Exercise goal
Copy the stretch from the line containing "Itemize the components" through the line containing "speaker-figure xyxy=(0,70,330,590)", substituting "primary-content-card" for "main-content-card" and leaving everything else unchanged.

·····

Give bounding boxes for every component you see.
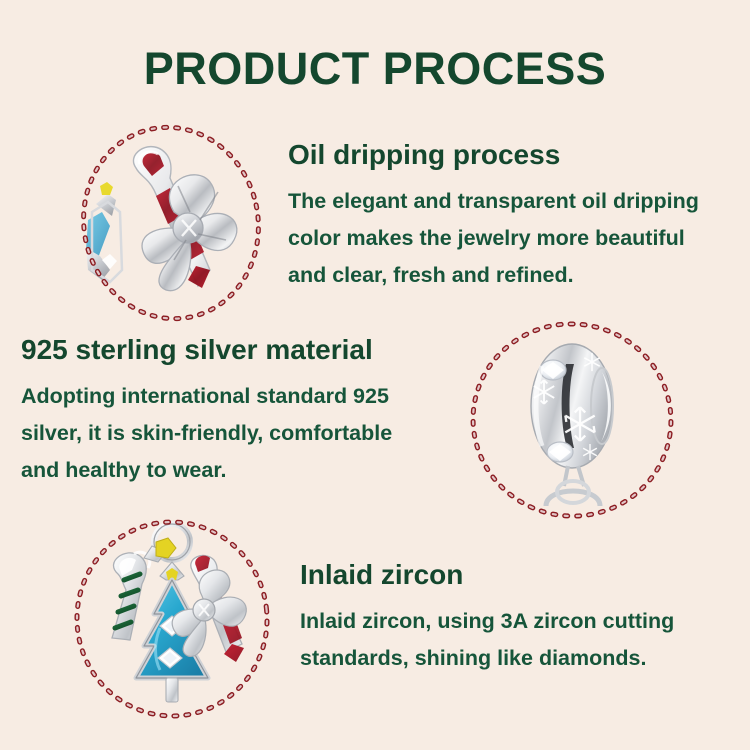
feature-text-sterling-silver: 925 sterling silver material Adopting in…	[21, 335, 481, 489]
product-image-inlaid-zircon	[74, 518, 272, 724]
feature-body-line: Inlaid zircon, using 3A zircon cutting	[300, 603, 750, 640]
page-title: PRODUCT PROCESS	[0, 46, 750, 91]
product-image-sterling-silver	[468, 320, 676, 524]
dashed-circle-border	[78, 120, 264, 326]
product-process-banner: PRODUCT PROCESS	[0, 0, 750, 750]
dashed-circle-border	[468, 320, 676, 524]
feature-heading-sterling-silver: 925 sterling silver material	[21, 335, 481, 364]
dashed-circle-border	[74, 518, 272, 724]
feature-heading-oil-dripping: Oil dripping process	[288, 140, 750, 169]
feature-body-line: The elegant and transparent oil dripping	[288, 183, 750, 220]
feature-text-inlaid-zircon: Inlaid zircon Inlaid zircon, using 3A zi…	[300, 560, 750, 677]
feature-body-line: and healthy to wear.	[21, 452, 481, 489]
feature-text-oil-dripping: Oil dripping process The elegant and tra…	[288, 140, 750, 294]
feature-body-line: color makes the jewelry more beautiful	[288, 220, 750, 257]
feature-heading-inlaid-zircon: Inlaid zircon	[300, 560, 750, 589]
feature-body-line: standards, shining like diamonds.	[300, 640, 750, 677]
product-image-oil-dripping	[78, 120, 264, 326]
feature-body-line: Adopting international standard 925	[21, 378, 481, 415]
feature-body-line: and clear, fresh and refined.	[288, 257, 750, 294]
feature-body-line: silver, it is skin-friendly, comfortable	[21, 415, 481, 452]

·····

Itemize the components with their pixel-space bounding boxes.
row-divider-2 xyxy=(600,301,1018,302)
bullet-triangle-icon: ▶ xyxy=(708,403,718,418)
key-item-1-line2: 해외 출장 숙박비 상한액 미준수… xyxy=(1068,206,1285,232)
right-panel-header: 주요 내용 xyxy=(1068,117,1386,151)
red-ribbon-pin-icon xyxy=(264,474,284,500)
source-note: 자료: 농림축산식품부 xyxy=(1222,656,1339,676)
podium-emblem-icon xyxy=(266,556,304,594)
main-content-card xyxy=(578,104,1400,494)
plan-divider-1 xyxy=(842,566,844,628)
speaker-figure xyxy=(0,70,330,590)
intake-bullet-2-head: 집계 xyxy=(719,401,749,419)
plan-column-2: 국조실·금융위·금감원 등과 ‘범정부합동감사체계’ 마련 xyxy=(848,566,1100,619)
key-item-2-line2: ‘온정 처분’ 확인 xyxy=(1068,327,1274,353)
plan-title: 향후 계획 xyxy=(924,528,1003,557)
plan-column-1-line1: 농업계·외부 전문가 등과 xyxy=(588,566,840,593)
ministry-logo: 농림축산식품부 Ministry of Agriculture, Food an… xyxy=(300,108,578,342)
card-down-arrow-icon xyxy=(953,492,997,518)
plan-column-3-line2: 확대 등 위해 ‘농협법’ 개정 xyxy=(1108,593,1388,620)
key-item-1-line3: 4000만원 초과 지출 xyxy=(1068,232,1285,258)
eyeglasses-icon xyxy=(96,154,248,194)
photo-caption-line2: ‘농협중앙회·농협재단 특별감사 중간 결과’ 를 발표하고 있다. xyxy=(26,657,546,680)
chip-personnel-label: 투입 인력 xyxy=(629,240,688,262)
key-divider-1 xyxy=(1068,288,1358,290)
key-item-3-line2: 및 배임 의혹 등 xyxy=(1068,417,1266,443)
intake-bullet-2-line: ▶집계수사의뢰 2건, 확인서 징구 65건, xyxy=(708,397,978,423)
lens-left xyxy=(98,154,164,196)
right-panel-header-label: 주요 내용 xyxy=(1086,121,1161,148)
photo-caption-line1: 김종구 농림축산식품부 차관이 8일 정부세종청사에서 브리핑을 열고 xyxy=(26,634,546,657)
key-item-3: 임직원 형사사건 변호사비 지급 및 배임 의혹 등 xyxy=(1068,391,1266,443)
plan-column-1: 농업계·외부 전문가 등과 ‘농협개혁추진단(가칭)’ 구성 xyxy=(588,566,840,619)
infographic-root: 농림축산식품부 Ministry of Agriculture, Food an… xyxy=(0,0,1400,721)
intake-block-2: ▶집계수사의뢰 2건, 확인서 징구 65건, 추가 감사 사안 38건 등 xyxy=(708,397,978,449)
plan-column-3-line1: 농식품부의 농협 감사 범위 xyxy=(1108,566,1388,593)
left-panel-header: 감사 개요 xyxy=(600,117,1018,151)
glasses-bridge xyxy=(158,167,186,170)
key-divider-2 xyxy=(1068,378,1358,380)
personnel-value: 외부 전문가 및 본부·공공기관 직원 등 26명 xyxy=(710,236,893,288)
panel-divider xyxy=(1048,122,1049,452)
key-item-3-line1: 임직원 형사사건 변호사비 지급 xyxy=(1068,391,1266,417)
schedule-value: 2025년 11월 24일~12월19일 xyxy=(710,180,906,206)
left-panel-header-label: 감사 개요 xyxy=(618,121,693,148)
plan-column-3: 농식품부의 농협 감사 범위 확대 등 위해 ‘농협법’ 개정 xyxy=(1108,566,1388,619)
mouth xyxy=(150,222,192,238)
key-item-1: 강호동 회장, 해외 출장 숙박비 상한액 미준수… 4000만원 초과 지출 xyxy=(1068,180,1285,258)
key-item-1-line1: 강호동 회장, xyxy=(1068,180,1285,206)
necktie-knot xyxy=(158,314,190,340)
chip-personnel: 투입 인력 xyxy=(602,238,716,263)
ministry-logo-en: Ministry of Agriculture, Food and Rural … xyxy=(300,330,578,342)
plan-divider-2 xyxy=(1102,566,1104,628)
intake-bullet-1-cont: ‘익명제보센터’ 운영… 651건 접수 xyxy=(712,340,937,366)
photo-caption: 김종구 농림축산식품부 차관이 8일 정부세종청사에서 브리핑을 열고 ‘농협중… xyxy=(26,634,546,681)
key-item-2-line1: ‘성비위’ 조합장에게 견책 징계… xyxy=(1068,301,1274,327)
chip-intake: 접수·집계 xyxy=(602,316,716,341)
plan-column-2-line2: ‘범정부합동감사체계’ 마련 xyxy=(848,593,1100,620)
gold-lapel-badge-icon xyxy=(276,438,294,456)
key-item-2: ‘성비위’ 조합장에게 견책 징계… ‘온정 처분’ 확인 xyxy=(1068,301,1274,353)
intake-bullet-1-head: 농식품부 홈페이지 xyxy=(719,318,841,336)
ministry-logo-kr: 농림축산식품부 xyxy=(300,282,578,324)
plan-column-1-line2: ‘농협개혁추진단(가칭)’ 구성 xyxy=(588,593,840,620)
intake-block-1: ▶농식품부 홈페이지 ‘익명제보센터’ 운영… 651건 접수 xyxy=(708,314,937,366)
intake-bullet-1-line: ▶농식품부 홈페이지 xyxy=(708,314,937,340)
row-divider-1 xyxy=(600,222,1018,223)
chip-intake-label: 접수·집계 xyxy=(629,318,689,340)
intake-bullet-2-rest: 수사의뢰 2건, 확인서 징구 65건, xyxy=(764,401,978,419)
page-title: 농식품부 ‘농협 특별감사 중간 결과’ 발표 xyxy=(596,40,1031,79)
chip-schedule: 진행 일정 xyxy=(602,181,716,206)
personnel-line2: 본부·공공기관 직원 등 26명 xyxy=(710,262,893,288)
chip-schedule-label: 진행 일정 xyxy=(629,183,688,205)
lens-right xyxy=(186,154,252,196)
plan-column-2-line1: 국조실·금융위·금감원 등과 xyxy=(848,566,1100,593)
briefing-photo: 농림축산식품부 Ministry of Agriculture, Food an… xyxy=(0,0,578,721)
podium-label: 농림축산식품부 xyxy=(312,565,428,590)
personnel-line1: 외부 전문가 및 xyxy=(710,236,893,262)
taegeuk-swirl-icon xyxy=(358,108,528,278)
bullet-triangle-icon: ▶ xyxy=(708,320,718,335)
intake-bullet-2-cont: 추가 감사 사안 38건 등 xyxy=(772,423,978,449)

·····

Response for this exercise
Itemize the components with their pixel-space bounding boxes.
row-divider-2 xyxy=(600,301,1018,302)
bullet-triangle-icon: ▶ xyxy=(708,403,718,418)
key-item-1-line2: 해외 출장 숙박비 상한액 미준수… xyxy=(1068,206,1285,232)
right-panel-header: 주요 내용 xyxy=(1068,117,1386,151)
red-ribbon-pin-icon xyxy=(264,474,284,500)
source-note: 자료: 농림축산식품부 xyxy=(1222,656,1339,676)
podium-emblem-icon xyxy=(266,556,304,594)
primary-content-card xyxy=(578,104,1400,494)
plan-divider-1 xyxy=(842,566,844,628)
speaker-figure xyxy=(0,70,330,590)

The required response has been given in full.